**Data supplied**

....................

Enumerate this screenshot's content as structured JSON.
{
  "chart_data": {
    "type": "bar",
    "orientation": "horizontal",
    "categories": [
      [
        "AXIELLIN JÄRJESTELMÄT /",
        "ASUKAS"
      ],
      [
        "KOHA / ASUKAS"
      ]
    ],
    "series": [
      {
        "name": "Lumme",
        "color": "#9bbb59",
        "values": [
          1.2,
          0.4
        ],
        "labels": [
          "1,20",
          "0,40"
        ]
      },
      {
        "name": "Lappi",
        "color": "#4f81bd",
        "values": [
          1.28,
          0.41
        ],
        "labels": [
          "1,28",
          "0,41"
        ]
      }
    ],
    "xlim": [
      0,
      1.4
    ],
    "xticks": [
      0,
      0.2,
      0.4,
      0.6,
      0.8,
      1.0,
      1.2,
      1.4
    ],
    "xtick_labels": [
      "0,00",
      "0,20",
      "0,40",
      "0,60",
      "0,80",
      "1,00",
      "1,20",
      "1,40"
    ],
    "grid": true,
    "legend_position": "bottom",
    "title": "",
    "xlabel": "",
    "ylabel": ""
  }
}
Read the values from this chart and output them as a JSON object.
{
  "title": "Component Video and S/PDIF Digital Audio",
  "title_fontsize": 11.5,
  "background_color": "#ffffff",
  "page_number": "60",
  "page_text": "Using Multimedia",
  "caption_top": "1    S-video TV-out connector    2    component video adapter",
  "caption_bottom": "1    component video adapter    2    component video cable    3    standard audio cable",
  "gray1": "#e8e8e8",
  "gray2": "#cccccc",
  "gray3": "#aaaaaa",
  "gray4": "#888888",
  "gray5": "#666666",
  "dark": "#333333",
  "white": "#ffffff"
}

....................

**Aim of the exercise**
Go through the listing and print each line exactly as it appears.

**Full solution**
Enumerate this screenshot's content as structured JSON.
{
  "chart_data": {
    "type": "bar",
    "orientation": "horizontal",
    "categories": [
      [
        "AXIELLIN JÄRJESTELMÄT /",
        "ASUKAS"
      ],
      [
        "KOHA / ASUKAS"
      ]
    ],
    "series": [
      {
        "name": "Lumme",
        "color": "#9bbb59",
        "values": [
          1.2,
          0.4
        ],
        "labels": [
          "1,20",
          "0,40"
        ]
      },
      {
        "name": "Lappi",
        "color": "#4f81bd",
        "values": [
          1.28,
          0.41
        ],
        "labels": [
          "1,28",
          "0,41"
        ]
      }
    ],
    "xlim": [
      0,
      1.4
    ],
    "xticks": [
      0,
      0.2,
      0.4,
      0.6,
      0.8,
      1.0,
      1.2,
      1.4
    ],
    "xtick_labels": [
      "0,00",
      "0,20",
      "0,40",
      "0,60",
      "0,80",
      "1,00",
      "1,20",
      "1,40"
    ],
    "grid": true,
    "legend_position": "bottom",
    "title": "",
    "xlabel": "",
    "ylabel": ""
  }
}
Read the values from this chart and output them as a JSON object.
{
  "title": "Component Video and S/PDIF Digital Audio",
  "title_fontsize": 11.5,
  "background_color": "#ffffff",
  "page_number": "60",
  "page_text": "Using Multimedia",
  "caption_top": "1    S-video TV-out connector    2    component video adapter",
  "caption_bottom": "1    component video adapter    2    component video cable    3    standard audio cable",
  "gray1": "#e8e8e8",
  "gray2": "#cccccc",
  "gray3": "#aaaaaa",
  "gray4": "#888888",
  "gray5": "#666666",
  "dark": "#333333",
  "white": "#ffffff"
}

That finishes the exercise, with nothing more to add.